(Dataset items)
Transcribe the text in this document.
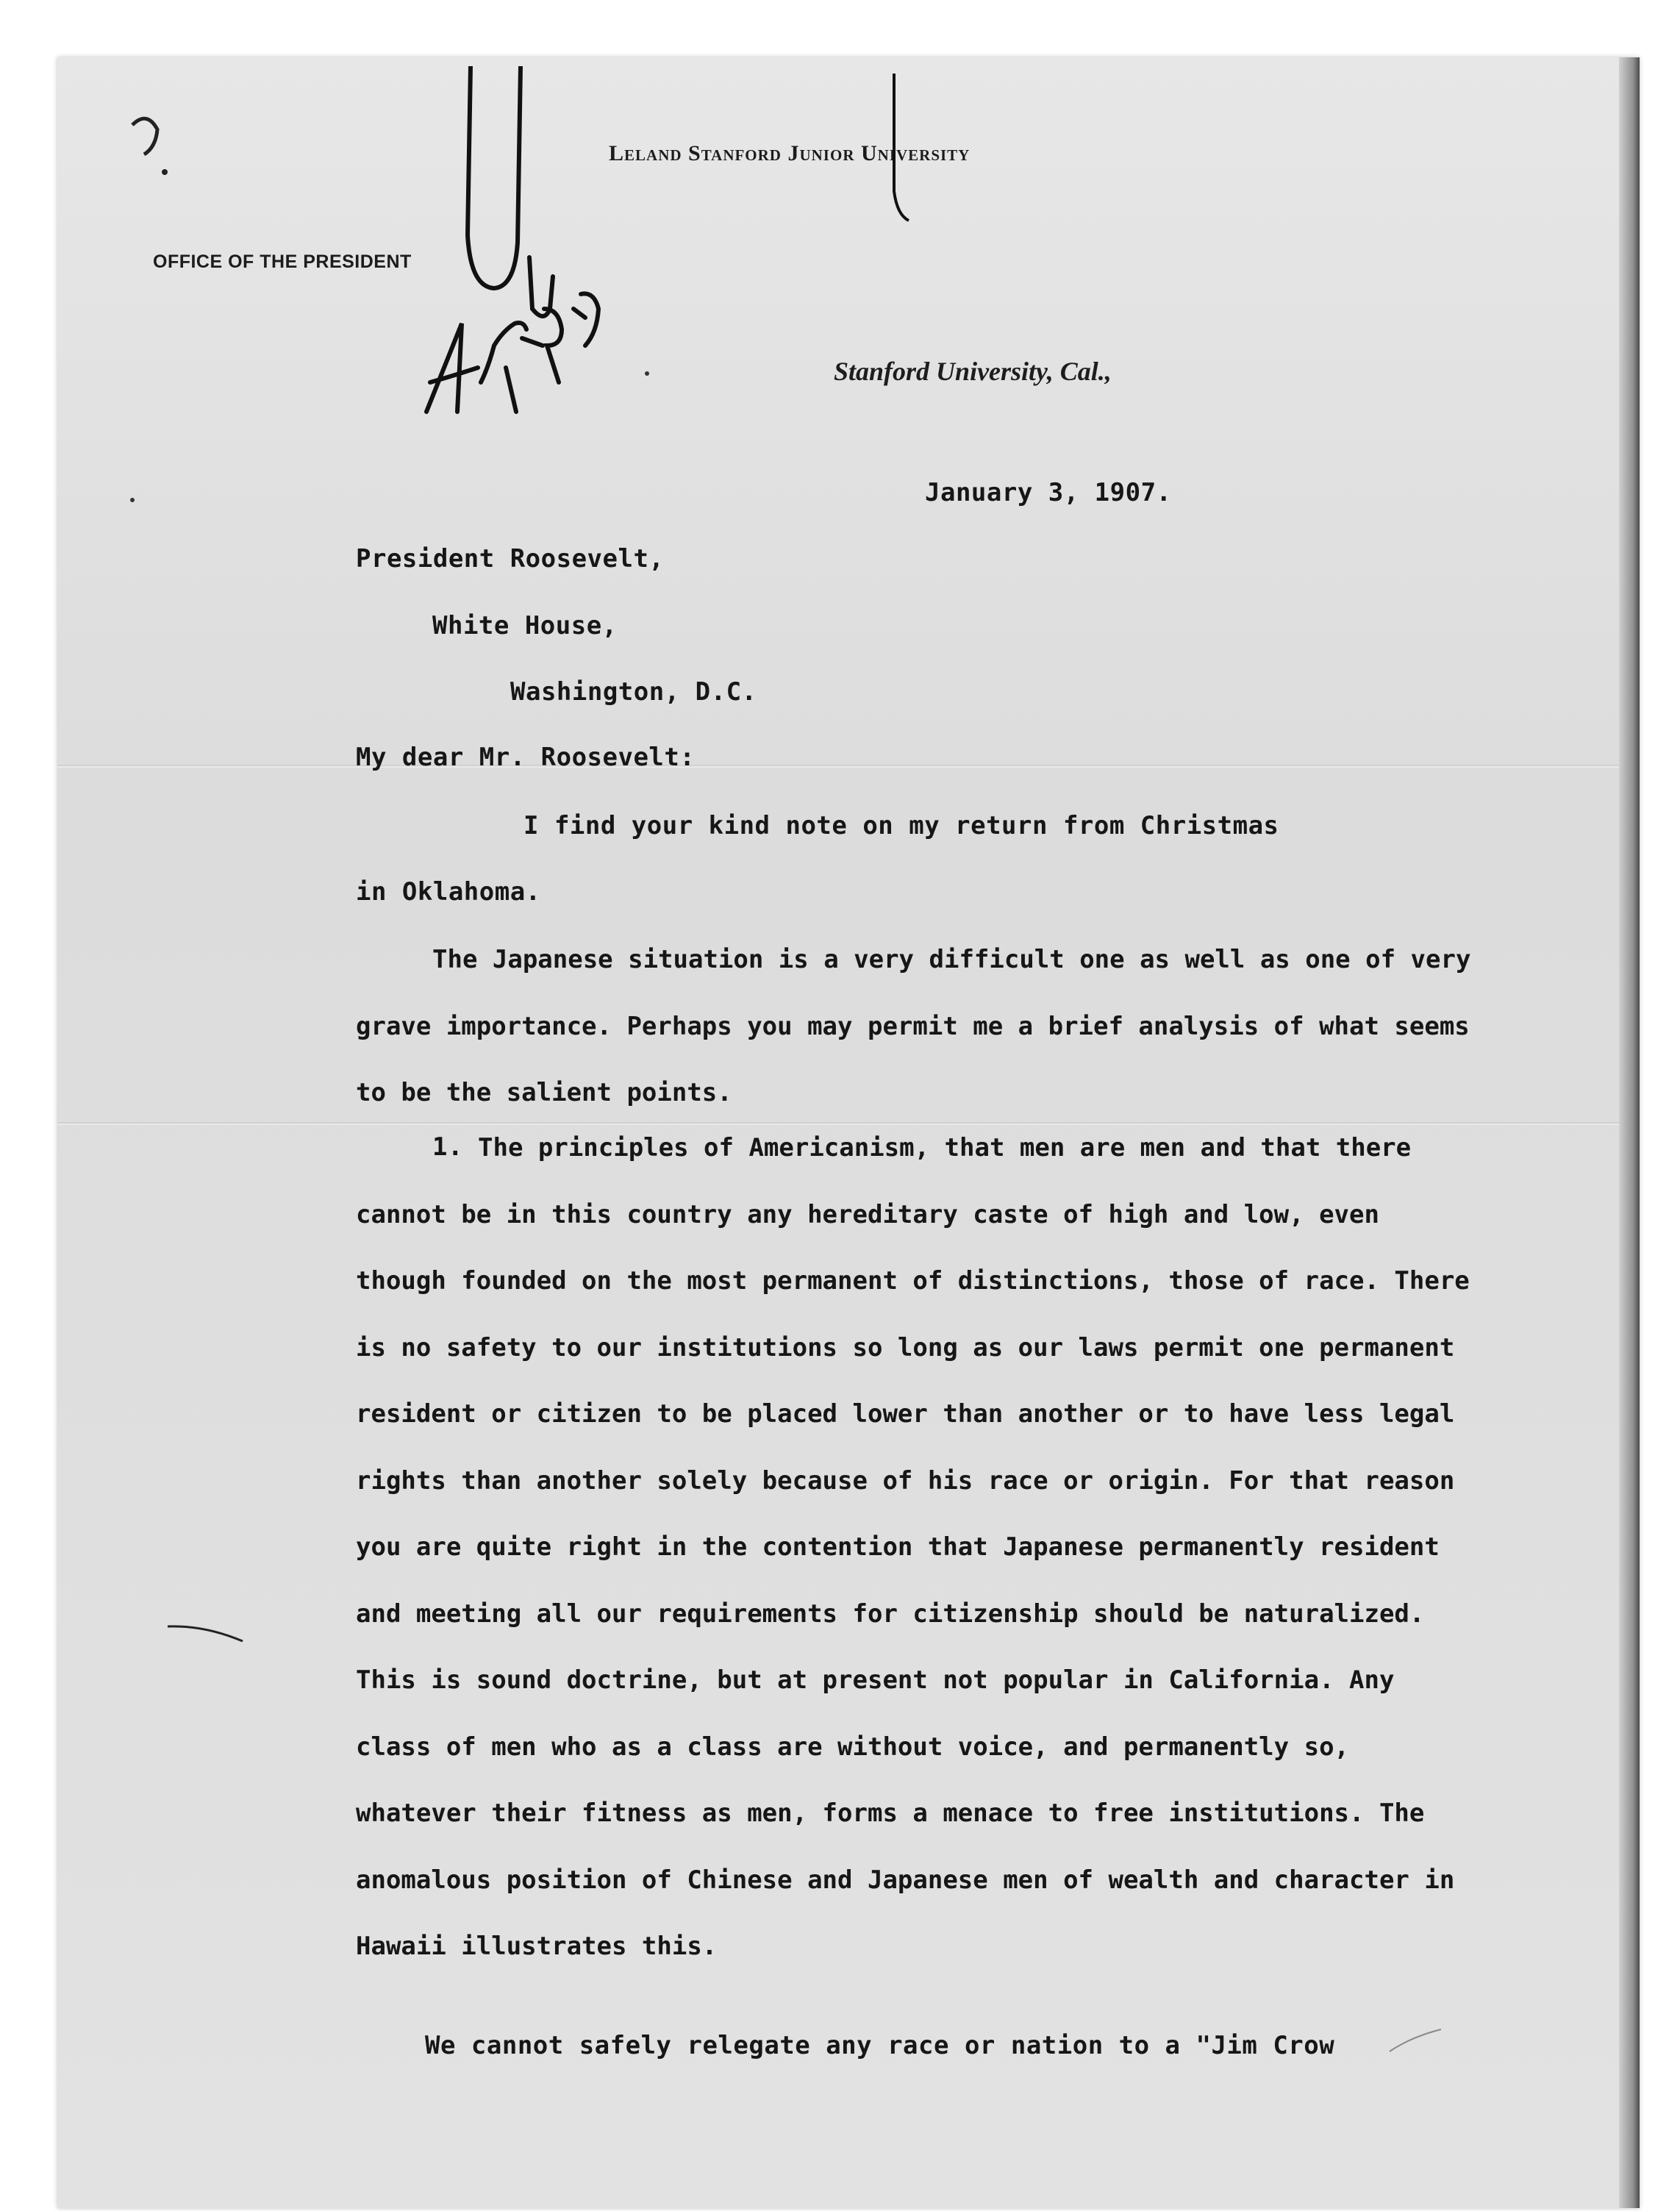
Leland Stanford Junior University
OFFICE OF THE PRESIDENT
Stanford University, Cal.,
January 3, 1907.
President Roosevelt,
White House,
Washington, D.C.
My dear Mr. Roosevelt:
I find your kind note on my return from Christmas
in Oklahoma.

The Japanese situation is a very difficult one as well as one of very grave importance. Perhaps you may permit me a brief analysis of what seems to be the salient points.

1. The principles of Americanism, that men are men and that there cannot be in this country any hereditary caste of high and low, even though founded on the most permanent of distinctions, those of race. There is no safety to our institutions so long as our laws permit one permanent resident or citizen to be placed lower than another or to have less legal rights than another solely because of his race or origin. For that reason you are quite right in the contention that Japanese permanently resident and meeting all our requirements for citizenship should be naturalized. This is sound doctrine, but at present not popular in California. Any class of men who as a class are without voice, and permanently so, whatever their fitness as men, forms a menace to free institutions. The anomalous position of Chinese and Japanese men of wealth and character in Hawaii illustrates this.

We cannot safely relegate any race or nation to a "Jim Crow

* _What you will do_
Copy all the records above exactly, but leave out the pictures.

* _Task solution_
Transcribe the text in this document.
Leland Stanford Junior University
OFFICE OF THE PRESIDENT
Stanford University, Cal.,
January 3, 1907.
President Roosevelt,
White House,
Washington, D.C.
My dear Mr. Roosevelt:
I find your kind note on my return from Christmas
in Oklahoma.

The Japanese situation is a very difficult one as well as one of very grave importance. Perhaps you may permit me a brief analysis of what seems to be the salient points.

1. The principles of Americanism, that men are men and that there cannot be in this country any hereditary caste of high and low, even though founded on the most permanent of distinctions, those of race. There is no safety to our institutions so long as our laws permit one permanent resident or citizen to be placed lower than another or to have less legal rights than another solely because of his race or origin. For that reason you are quite right in the contention that Japanese permanently resident and meeting all our requirements for citizenship should be naturalized. This is sound doctrine, but at present not popular in California. Any class of men who as a class are without voice, and permanently so, whatever their fitness as men, forms a menace to free institutions. The anomalous position of Chinese and Japanese men of wealth and character in Hawaii illustrates this.

We cannot safely relegate any race or nation to a "Jim Crow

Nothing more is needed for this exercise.